» Task objective: Search the listing below for the string "dock" and copy every line where it occurs.

» Given data:
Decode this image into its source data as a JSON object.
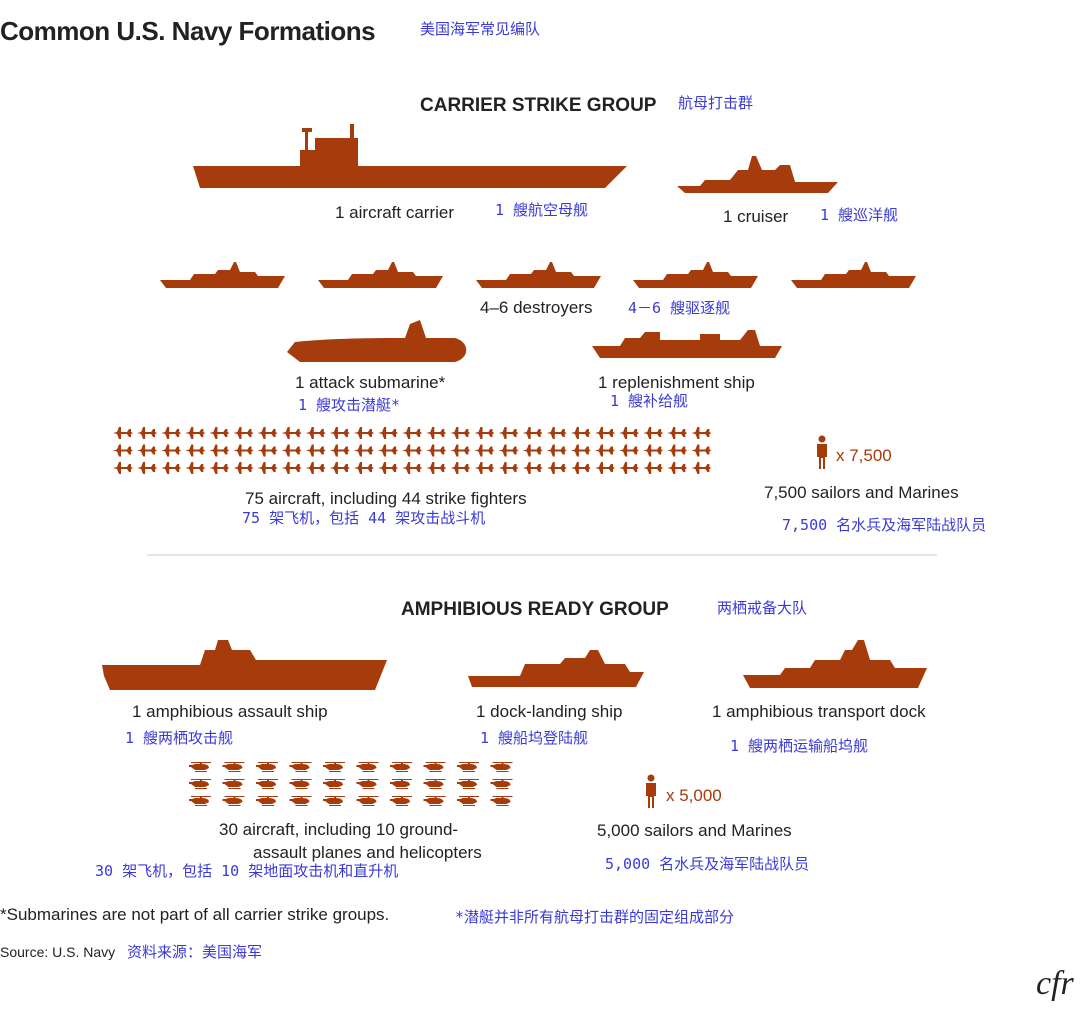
{
  "title": "Common U.S. Navy Formations",
  "title_cn": "美国海军常见编队",
  "sections": [
    {
      "heading": "CARRIER STRIKE GROUP",
      "heading_cn": "航母打击群",
      "items": [
        {
          "label": "1 aircraft carrier",
          "label_cn": "1 艘航空母舰"
        },
        {
          "label": "1 cruiser",
          "label_cn": "1 艘巡洋舰"
        },
        {
          "label": "4–6 destroyers",
          "label_cn": "4－6 艘驱逐舰"
        },
        {
          "label": "1 attack submarine*",
          "label_cn": "1 艘攻击潜艇*"
        },
        {
          "label": "1 replenishment ship",
          "label_cn": "1 艘补给舰"
        },
        {
          "label": [
            "75 aircraft, including 44 strike fighters"
          ],
          "label_cn": "75 架飞机，包括 44 架攻击战斗机"
        }
      ],
      "personnel": {
        "count": "x 7,500",
        "label": "7,500 sailors and Marines",
        "label_cn": "7,500 名水兵及海军陆战队员"
      }
    },
    {
      "heading": "AMPHIBIOUS READY GROUP",
      "heading_cn": "两栖戒备大队",
      "items": [
        {
          "label": "1 amphibious assault ship",
          "label_cn": "1 艘两栖攻击舰"
        },
        {
          "label": "1 dock-landing ship",
          "label_cn": "1 艘船坞登陆舰"
        },
        {
          "label": "1 amphibious transport dock",
          "label_cn": "1 艘两栖运输船坞舰"
        },
        {
          "label": [
            "30 aircraft, including 10 ground-",
            "assault planes and helicopters"
          ],
          "label_cn": "30 架飞机，包括 10 架地面攻击机和直升机"
        }
      ],
      "personnel": {
        "count": "x 5,000",
        "label": "5,000 sailors and Marines",
        "label_cn": "5,000 名水兵及海军陆战队员"
      }
    }
  ],
  "footnote": "*Submarines are not part of all carrier strike groups.",
  "footnote_cn": "*潜艇并非所有航母打击群的固定组成部分",
  "source": "Source: U.S. Navy",
  "source_cn": "资料来源：美国海军",
  "logo": "cfr"
}
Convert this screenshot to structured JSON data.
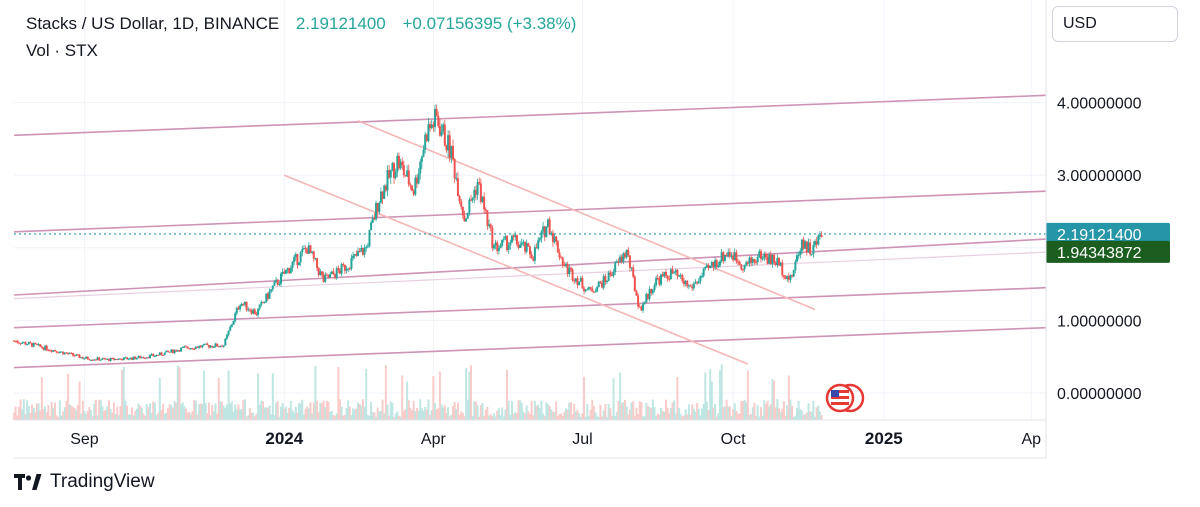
{
  "legend": {
    "symbol_text": "Stacks / US Dollar, 1D, BINANCE",
    "price_text": "2.19121400",
    "change_text": "+0.07156395 (+3.38%)"
  },
  "volume_label": "Vol · STX",
  "currency_button": "USD",
  "brand": "TradingView",
  "colors": {
    "up": "#26a69a",
    "down": "#ef5350",
    "channel": "#ce93b5",
    "downtrend": "#f4b6b6",
    "current_price_badge": "#2596a8",
    "secondary_price_badge": "#1b5e20"
  },
  "chart_data": {
    "type": "candlestick",
    "title": "Stacks / US Dollar, 1D, BINANCE",
    "interval": "1D",
    "last_price": 2.191214,
    "change": 0.07156395,
    "change_percent": 3.38,
    "price_labels": [
      {
        "value": 0,
        "text": "0.00000000"
      },
      {
        "value": 1,
        "text": "1.00000000"
      },
      {
        "value": 2,
        "text": "2.00000000"
      },
      {
        "value": 3,
        "text": "3.00000000"
      },
      {
        "value": 4,
        "text": "4.00000000"
      }
    ],
    "price_badges": [
      {
        "value": 2.191214,
        "text": "2.19121400",
        "kind": "current"
      },
      {
        "value": 1.94343872,
        "text": "1.94343872",
        "kind": "secondary"
      }
    ],
    "time_labels": [
      {
        "date": "2023-09-01",
        "text": "Sep",
        "bold": false
      },
      {
        "date": "2024-01-01",
        "text": "2024",
        "bold": true
      },
      {
        "date": "2024-04-01",
        "text": "Apr",
        "bold": false
      },
      {
        "date": "2024-07-01",
        "text": "Jul",
        "bold": false
      },
      {
        "date": "2024-10-01",
        "text": "Oct",
        "bold": false
      },
      {
        "date": "2025-01-01",
        "text": "2025",
        "bold": true
      },
      {
        "date": "2025-04-01",
        "text": "Ap",
        "bold": false
      }
    ],
    "series": [
      {
        "name": "STX",
        "points": [
          {
            "date": "2023-07-20",
            "close": 0.72
          },
          {
            "date": "2023-08-01",
            "close": 0.66
          },
          {
            "date": "2023-08-15",
            "close": 0.58
          },
          {
            "date": "2023-09-01",
            "close": 0.48
          },
          {
            "date": "2023-09-15",
            "close": 0.46
          },
          {
            "date": "2023-10-01",
            "close": 0.48
          },
          {
            "date": "2023-10-15",
            "close": 0.52
          },
          {
            "date": "2023-11-01",
            "close": 0.62
          },
          {
            "date": "2023-11-15",
            "close": 0.65
          },
          {
            "date": "2023-11-25",
            "close": 0.66
          },
          {
            "date": "2023-12-05",
            "close": 1.25
          },
          {
            "date": "2023-12-15",
            "close": 1.1
          },
          {
            "date": "2023-12-25",
            "close": 1.45
          },
          {
            "date": "2024-01-05",
            "close": 1.75
          },
          {
            "date": "2024-01-15",
            "close": 2.0
          },
          {
            "date": "2024-01-25",
            "close": 1.55
          },
          {
            "date": "2024-02-05",
            "close": 1.7
          },
          {
            "date": "2024-02-20",
            "close": 2.0
          },
          {
            "date": "2024-02-28",
            "close": 2.7
          },
          {
            "date": "2024-03-10",
            "close": 3.2
          },
          {
            "date": "2024-03-20",
            "close": 2.8
          },
          {
            "date": "2024-03-28",
            "close": 3.6
          },
          {
            "date": "2024-04-03",
            "close": 3.78
          },
          {
            "date": "2024-04-12",
            "close": 3.3
          },
          {
            "date": "2024-04-20",
            "close": 2.4
          },
          {
            "date": "2024-04-28",
            "close": 2.9
          },
          {
            "date": "2024-05-08",
            "close": 2.0
          },
          {
            "date": "2024-05-20",
            "close": 2.1
          },
          {
            "date": "2024-06-01",
            "close": 1.9
          },
          {
            "date": "2024-06-10",
            "close": 2.35
          },
          {
            "date": "2024-06-20",
            "close": 1.75
          },
          {
            "date": "2024-07-05",
            "close": 1.4
          },
          {
            "date": "2024-07-15",
            "close": 1.55
          },
          {
            "date": "2024-07-28",
            "close": 1.95
          },
          {
            "date": "2024-08-05",
            "close": 1.15
          },
          {
            "date": "2024-08-15",
            "close": 1.55
          },
          {
            "date": "2024-08-25",
            "close": 1.65
          },
          {
            "date": "2024-09-05",
            "close": 1.45
          },
          {
            "date": "2024-09-18",
            "close": 1.75
          },
          {
            "date": "2024-09-28",
            "close": 1.95
          },
          {
            "date": "2024-10-08",
            "close": 1.75
          },
          {
            "date": "2024-10-18",
            "close": 1.9
          },
          {
            "date": "2024-10-28",
            "close": 1.8
          },
          {
            "date": "2024-11-05",
            "close": 1.55
          },
          {
            "date": "2024-11-12",
            "close": 2.1
          },
          {
            "date": "2024-11-18",
            "close": 1.95
          },
          {
            "date": "2024-11-24",
            "close": 2.191214
          }
        ]
      }
    ],
    "trendlines": [
      {
        "kind": "channel",
        "from": {
          "date": "2023-07-20",
          "price": 3.55
        },
        "to": {
          "date": "2025-04-10",
          "price": 4.1
        }
      },
      {
        "kind": "channel",
        "from": {
          "date": "2023-07-20",
          "price": 2.22
        },
        "to": {
          "date": "2025-04-10",
          "price": 2.78
        }
      },
      {
        "kind": "channel",
        "from": {
          "date": "2023-07-20",
          "price": 1.35
        },
        "to": {
          "date": "2025-04-10",
          "price": 2.12
        }
      },
      {
        "kind": "channel",
        "from": {
          "date": "2023-07-20",
          "price": 0.9
        },
        "to": {
          "date": "2025-04-10",
          "price": 1.45
        }
      },
      {
        "kind": "channel",
        "from": {
          "date": "2023-07-20",
          "price": 0.35
        },
        "to": {
          "date": "2025-04-10",
          "price": 0.9
        }
      },
      {
        "kind": "downtrend",
        "from": {
          "date": "2024-02-15",
          "price": 3.75
        },
        "to": {
          "date": "2024-11-20",
          "price": 1.15
        }
      },
      {
        "kind": "downtrend",
        "from": {
          "date": "2024-01-01",
          "price": 3.0
        },
        "to": {
          "date": "2024-10-10",
          "price": 0.4
        }
      },
      {
        "kind": "support",
        "from": {
          "date": "2023-07-20",
          "price": 1.3
        },
        "to": {
          "date": "2025-04-10",
          "price": 1.94
        }
      }
    ],
    "volume": {
      "name": "Vol · STX"
    },
    "grid": true,
    "legend_position": "top-left"
  }
}
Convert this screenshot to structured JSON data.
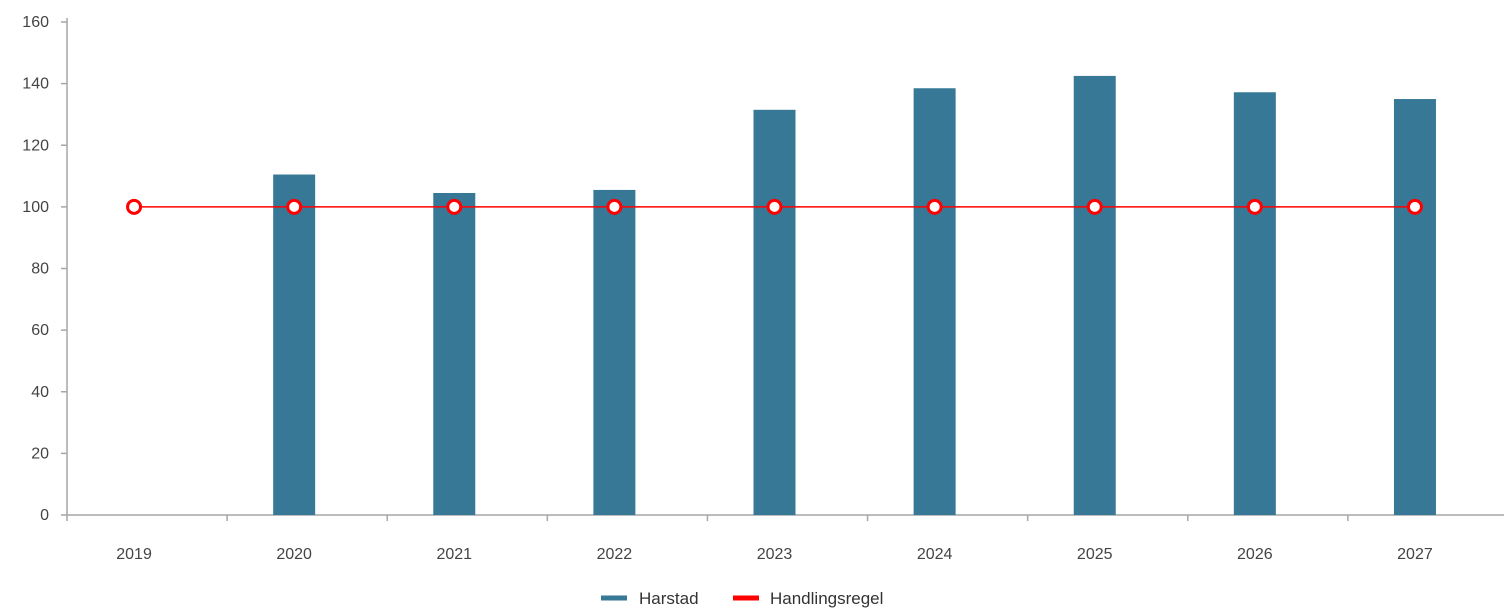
{
  "chart_data": {
    "type": "bar",
    "title": "",
    "xlabel": "",
    "ylabel": "",
    "categories": [
      "2019",
      "2020",
      "2021",
      "2022",
      "2023",
      "2024",
      "2025",
      "2026",
      "2027"
    ],
    "ylim": [
      0,
      160
    ],
    "yticks": [
      0,
      20,
      40,
      60,
      80,
      100,
      120,
      140,
      160
    ],
    "grid": false,
    "legend_position": "bottom-center",
    "series": [
      {
        "name": "Harstad",
        "type": "bar",
        "color": "#367896",
        "values": [
          null,
          110.5,
          104.5,
          105.5,
          131.5,
          138.5,
          142.5,
          137.2,
          135
        ]
      },
      {
        "name": "Handlingsregel",
        "type": "line",
        "color": "#ff0000",
        "marker": "open-circle",
        "values": [
          100,
          100,
          100,
          100,
          100,
          100,
          100,
          100,
          100
        ]
      }
    ]
  }
}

» Answer in full:
          "label": "1 dock-landing ship",
          "label": "1 amphibious transport dock",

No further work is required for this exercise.